## The task
In the entries that follow, find the word "использование" and report each line it is on.

## Given information
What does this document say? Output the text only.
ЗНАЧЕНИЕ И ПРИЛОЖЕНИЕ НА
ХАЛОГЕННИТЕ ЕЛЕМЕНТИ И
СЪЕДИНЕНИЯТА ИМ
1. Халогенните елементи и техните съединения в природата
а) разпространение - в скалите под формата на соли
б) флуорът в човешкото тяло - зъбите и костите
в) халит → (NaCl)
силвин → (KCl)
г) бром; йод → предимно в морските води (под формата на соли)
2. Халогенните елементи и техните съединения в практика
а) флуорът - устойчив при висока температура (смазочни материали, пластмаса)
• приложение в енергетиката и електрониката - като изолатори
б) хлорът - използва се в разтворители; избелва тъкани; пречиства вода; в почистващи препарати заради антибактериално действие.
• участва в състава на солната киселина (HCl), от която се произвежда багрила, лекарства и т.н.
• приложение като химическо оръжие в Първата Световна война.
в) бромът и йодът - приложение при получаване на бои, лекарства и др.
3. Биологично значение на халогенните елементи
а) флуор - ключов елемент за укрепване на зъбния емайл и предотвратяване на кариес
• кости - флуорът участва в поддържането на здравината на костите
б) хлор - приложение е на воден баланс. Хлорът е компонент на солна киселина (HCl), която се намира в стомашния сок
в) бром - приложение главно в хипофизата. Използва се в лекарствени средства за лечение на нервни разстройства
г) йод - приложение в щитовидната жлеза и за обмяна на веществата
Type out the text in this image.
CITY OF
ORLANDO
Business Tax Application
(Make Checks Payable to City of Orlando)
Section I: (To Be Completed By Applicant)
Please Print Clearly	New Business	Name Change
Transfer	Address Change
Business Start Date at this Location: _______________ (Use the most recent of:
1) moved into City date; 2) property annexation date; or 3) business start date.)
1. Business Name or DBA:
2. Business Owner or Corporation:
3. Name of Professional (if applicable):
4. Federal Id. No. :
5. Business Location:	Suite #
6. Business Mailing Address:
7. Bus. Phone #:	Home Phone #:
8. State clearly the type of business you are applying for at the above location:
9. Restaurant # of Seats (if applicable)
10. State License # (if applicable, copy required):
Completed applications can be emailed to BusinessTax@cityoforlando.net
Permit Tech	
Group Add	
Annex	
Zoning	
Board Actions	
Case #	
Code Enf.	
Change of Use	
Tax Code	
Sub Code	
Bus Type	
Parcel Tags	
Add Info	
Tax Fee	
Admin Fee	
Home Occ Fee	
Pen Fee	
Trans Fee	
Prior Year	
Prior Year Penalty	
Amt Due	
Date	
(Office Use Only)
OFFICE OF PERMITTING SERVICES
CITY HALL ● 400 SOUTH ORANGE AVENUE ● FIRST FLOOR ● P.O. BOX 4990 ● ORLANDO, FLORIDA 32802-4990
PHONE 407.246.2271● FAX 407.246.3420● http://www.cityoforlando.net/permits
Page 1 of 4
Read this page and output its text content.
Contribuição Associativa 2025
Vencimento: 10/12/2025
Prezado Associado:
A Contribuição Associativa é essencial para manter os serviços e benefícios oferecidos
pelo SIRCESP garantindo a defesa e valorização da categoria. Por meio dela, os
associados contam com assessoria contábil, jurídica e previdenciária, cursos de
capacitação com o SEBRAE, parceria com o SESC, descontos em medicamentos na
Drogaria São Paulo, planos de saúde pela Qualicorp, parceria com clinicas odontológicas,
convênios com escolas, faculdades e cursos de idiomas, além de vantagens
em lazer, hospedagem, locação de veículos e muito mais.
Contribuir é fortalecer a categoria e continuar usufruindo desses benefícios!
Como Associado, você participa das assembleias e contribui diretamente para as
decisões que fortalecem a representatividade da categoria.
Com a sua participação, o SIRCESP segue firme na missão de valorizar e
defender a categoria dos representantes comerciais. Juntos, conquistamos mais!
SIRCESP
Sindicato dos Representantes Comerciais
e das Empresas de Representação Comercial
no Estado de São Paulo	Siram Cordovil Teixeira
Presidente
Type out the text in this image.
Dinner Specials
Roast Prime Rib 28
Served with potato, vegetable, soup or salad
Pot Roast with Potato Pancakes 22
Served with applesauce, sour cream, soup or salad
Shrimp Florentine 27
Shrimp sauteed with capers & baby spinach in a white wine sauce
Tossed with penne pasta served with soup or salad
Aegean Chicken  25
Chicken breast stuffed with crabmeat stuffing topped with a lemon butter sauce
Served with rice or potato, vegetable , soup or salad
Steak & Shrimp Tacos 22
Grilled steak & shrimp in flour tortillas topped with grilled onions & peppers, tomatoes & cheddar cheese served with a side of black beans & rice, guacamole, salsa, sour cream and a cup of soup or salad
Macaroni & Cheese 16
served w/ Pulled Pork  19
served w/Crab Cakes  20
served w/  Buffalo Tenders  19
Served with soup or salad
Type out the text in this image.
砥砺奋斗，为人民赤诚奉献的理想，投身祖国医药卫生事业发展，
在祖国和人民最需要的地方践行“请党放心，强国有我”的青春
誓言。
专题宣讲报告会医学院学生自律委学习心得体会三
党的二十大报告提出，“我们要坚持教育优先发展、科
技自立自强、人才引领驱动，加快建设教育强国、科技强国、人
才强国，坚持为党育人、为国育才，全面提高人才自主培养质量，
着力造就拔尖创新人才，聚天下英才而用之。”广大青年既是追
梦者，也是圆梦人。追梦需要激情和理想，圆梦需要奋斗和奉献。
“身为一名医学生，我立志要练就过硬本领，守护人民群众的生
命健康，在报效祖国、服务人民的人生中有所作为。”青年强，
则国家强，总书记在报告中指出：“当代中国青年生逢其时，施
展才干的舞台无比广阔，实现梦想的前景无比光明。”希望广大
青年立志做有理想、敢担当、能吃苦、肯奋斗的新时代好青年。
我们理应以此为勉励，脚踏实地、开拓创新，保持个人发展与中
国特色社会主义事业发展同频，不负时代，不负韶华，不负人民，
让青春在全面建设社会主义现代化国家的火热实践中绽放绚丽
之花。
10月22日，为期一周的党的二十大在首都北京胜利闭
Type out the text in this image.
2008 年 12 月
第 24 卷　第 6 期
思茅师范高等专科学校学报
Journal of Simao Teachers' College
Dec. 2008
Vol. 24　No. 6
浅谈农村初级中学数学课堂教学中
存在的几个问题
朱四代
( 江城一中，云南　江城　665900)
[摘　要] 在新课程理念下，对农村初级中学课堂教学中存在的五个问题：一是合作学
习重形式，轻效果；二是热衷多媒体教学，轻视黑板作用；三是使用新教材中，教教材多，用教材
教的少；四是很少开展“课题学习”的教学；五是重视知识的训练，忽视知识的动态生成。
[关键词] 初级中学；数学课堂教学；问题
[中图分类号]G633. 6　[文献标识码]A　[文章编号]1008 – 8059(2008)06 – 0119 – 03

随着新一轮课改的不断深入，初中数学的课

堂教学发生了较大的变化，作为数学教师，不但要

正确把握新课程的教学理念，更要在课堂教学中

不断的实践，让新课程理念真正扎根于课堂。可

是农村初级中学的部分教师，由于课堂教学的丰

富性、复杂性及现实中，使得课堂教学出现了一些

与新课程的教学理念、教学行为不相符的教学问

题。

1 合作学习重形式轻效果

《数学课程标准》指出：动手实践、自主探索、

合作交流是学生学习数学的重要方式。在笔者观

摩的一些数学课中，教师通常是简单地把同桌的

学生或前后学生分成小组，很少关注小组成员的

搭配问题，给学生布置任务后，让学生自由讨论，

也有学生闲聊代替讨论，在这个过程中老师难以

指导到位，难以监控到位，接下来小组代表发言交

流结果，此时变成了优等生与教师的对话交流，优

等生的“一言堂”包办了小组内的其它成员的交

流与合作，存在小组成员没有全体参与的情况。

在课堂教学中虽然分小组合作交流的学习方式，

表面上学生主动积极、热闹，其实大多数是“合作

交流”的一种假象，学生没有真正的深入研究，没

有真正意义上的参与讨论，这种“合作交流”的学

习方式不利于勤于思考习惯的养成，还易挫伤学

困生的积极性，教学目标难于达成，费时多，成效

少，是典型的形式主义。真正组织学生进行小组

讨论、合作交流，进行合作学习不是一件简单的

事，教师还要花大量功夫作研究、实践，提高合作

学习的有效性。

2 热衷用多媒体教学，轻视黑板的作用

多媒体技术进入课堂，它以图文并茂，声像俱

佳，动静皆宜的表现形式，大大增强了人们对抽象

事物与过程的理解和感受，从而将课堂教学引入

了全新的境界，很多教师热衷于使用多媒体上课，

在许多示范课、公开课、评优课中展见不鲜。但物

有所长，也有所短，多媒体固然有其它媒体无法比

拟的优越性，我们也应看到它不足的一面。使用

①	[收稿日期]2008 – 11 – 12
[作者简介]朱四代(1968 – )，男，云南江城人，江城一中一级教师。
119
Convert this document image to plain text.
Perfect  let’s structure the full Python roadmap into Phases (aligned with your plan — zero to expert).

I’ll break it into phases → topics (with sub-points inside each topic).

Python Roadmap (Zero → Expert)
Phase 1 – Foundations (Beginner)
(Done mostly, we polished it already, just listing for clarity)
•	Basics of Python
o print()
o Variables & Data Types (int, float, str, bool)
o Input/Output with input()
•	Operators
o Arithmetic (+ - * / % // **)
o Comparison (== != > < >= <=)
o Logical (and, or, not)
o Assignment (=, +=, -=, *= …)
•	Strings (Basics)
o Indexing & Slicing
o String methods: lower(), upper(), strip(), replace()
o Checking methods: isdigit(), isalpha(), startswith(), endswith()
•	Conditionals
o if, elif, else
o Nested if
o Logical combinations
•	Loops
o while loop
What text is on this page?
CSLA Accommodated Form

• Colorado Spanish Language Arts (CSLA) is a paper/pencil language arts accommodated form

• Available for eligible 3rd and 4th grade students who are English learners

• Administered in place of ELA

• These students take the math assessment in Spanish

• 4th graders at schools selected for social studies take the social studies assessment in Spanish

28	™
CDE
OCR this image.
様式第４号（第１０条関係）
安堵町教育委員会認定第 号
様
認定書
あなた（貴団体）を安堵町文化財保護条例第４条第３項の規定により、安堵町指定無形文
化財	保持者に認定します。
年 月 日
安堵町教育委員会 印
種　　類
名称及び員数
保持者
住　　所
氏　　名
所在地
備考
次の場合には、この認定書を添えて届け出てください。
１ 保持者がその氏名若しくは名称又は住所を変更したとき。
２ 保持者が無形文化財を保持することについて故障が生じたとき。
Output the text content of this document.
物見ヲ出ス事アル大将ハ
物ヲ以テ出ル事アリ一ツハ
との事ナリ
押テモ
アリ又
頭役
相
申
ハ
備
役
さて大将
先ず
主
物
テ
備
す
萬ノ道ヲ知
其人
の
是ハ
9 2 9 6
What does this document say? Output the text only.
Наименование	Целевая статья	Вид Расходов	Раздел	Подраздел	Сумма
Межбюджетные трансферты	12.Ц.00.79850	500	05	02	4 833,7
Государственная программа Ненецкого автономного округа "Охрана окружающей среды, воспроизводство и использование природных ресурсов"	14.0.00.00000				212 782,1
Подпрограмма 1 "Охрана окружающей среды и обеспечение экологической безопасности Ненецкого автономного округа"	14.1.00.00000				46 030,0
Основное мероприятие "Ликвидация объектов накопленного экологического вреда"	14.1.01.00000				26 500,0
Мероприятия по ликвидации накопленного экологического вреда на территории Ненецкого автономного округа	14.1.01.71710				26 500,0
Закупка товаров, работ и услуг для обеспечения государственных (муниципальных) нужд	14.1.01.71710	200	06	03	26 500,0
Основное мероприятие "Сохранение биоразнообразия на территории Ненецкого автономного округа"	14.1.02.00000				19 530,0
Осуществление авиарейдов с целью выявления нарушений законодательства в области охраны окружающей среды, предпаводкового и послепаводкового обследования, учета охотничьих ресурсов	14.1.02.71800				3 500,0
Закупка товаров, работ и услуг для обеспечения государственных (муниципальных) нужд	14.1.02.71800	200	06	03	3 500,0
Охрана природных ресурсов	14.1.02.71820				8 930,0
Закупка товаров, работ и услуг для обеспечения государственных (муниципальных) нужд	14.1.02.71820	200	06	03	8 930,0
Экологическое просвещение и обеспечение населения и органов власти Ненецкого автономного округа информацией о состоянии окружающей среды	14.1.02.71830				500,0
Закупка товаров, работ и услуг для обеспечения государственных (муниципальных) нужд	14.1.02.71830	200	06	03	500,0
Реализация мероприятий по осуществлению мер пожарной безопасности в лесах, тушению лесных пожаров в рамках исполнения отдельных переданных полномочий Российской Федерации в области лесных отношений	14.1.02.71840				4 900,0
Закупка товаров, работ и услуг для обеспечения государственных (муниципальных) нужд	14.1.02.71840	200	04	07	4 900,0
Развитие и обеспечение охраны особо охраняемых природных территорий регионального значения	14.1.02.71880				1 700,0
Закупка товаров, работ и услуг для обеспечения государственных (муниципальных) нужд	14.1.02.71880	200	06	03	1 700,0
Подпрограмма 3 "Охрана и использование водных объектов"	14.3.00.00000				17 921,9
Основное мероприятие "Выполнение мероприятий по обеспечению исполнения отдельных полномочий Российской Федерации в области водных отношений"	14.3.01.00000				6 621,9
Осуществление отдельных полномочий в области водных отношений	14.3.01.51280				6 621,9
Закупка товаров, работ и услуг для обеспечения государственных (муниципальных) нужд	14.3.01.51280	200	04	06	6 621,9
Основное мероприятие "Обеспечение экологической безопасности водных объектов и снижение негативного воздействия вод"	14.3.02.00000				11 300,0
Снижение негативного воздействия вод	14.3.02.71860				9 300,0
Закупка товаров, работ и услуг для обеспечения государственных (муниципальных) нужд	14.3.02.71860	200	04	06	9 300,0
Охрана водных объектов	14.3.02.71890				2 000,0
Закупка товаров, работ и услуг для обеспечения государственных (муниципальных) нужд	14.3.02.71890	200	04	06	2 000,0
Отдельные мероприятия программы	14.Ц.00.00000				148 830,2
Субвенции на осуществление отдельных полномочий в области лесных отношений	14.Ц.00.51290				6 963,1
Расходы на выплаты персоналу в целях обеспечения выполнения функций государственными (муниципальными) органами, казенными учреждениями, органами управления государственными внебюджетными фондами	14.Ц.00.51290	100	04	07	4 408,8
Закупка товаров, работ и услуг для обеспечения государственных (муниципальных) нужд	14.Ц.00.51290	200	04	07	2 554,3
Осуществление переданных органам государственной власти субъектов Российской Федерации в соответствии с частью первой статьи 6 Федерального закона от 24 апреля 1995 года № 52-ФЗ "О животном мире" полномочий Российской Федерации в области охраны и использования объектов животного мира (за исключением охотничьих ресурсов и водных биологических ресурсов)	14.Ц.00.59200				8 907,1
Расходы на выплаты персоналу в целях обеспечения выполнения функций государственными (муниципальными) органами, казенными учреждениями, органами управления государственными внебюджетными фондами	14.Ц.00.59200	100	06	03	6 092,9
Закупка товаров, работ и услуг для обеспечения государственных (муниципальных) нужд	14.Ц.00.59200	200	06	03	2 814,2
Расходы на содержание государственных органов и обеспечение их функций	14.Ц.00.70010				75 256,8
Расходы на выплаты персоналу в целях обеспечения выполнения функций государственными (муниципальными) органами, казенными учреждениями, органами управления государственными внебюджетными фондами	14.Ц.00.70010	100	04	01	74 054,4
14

## Task result
Государственная программа Ненецкого автономного округа "Охрана окружающей среды, воспроизводство и использование природных ресурсов"	14.0.00.00000				212 782,1
Подпрограмма 3 "Охрана и использование водных объектов"	14.3.00.00000				17 921,9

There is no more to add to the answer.